A block of data
───

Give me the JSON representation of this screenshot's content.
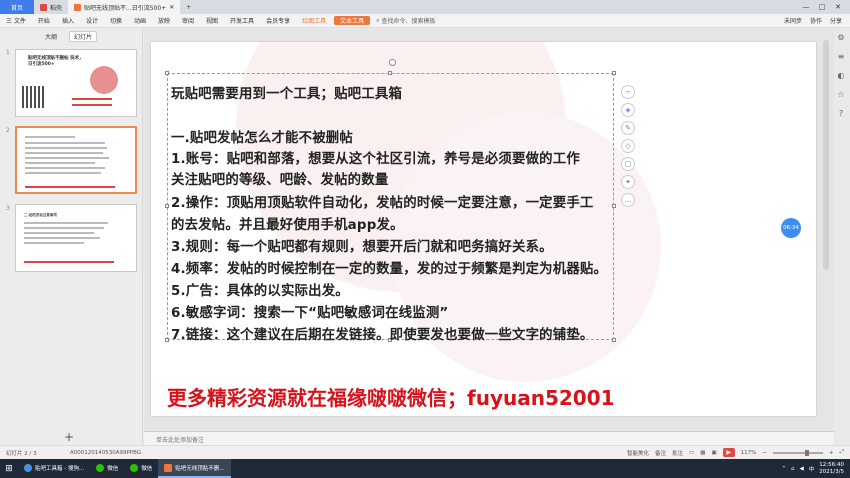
{
  "tabs": {
    "home": "首页",
    "t2": "稻壳",
    "t3": "贴吧无线顶贴不...日引流500+"
  },
  "menu": {
    "file": "三 文件",
    "items": [
      "开始",
      "插入",
      "设计",
      "切换",
      "动画",
      "放映",
      "审阅",
      "视图",
      "开发工具",
      "会员专享"
    ],
    "special1": "绘图工具",
    "special2": "文本工具",
    "search": "查找命令、搜索模板",
    "right": [
      "未同步",
      "协作",
      "分享"
    ]
  },
  "left_panel": {
    "tab_outline": "大纲",
    "tab_slides": "幻灯片",
    "slide1_title": "贴吧无线顶贴不删帖 技术，日引流500+",
    "slide3_title": "二.贴吧发帖注意事项"
  },
  "slide": {
    "lines": [
      "玩贴吧需要用到一个工具；贴吧工具箱",
      "",
      "一.贴吧发帖怎么才能不被删帖",
      "1.账号：贴吧和部落，想要从这个社区引流，养号是必须要做的工作",
      "关注贴吧的等级、吧龄、发帖的数量",
      "2.操作：顶贴用顶贴软件自动化，发帖的时候一定要注意，一定要手工",
      "的去发帖。并且最好使用手机app发。",
      "3.规则：每一个贴吧都有规则，想要开后门就和吧务搞好关系。",
      "4.频率：发帖的时候控制在一定的数量，发的过于频繁是判定为机器贴。",
      "5.广告：具体的以实际出发。",
      "6.敏感字词：搜索一下“贴吧敏感词在线监测”",
      "7.链接：这个建议在后期在发链接。即使要发也要做一些文字的铺垫。"
    ],
    "footer": "更多精彩资源就在福缘啵啵微信；fuyuan52001"
  },
  "timer": "06:34",
  "notes_placeholder": "单击此处添加备注",
  "status": {
    "slide_pos": "幻灯片 2 / 3",
    "doc_id": "A000120140530A99PPBG",
    "smart": "智能美化",
    "notes": "备注",
    "comment": "批注",
    "zoom": "117%"
  },
  "taskbar": {
    "items": [
      "贴吧工具箱 - 搜狗...",
      "微信",
      "微信",
      "贴吧无线顶贴不删..."
    ],
    "time": "12:56:40",
    "date": "2021/3/5"
  },
  "colors": {
    "accent": "#f0753b",
    "red_text": "#d6131b",
    "timer": "#3c8ef5"
  }
}
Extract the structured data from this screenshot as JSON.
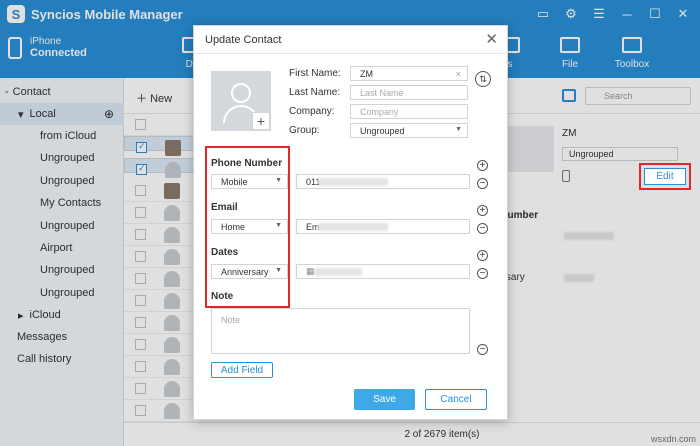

───

Transcribe the records above exactly, leaving out every picture.

Expected output
Give me the JSON representation of this screenshot's content.
{
  "tabs": {
    "home": "首页",
    "t2": "稻壳",
    "t3": "贴吧无线顶贴不...日引流500+"
  },
  "menu": {
    "file": "三 文件",
    "items": [
      "开始",
      "插入",
      "设计",
      "切换",
      "动画",
      "放映",
      "审阅",
      "视图",
      "开发工具",
      "会员专享"
    ],
    "special1": "绘图工具",
    "special2": "文本工具",
    "search": "查找命令、搜索模板",
    "right": [
      "未同步",
      "协作",
      "分享"
    ]
  },
  "left_panel": {
    "tab_outline": "大纲",
    "tab_slides": "幻灯片",
    "slide1_title": "贴吧无线顶贴不删帖 技术，日引流500+",
    "slide3_title": "二.贴吧发帖注意事项"
  },
  "slide": {
    "lines": [
      "玩贴吧需要用到一个工具；贴吧工具箱",
      "",
      "一.贴吧发帖怎么才能不被删帖",
      "1.账号：贴吧和部落，想要从这个社区引流，养号是必须要做的工作",
      "关注贴吧的等级、吧龄、发帖的数量",
      "2.操作：顶贴用顶贴软件自动化，发帖的时候一定要注意，一定要手工",
      "的去发帖。并且最好使用手机app发。",
      "3.规则：每一个贴吧都有规则，想要开后门就和吧务搞好关系。",
      "4.频率：发帖的时候控制在一定的数量，发的过于频繁是判定为机器贴。",
      "5.广告：具体的以实际出发。",
      "6.敏感字词：搜索一下“贴吧敏感词在线监测”",
      "7.链接：这个建议在后期在发链接。即使要发也要做一些文字的铺垫。"
    ],
    "footer": "更多精彩资源就在福缘啵啵微信；fuyuan52001"
  },
  "timer": "06:34",
  "notes_placeholder": "单击此处添加备注",
  "status": {
    "slide_pos": "幻灯片 2 / 3",
    "doc_id": "A000120140530A99PPBG",
    "smart": "智能美化",
    "notes": "备注",
    "comment": "批注",
    "zoom": "117%"
  },
  "taskbar": {
    "items": [
      "贴吧工具箱 - 搜狗...",
      "微信",
      "微信",
      "贴吧无线顶贴不删..."
    ],
    "time": "12:56:40",
    "date": "2021/3/5"
  },
  "colors": {
    "accent": "#f0753b",
    "red_text": "#d6131b",
    "timer": "#3c8ef5"
  }
}
Extract the structured data from this screenshot as JSON.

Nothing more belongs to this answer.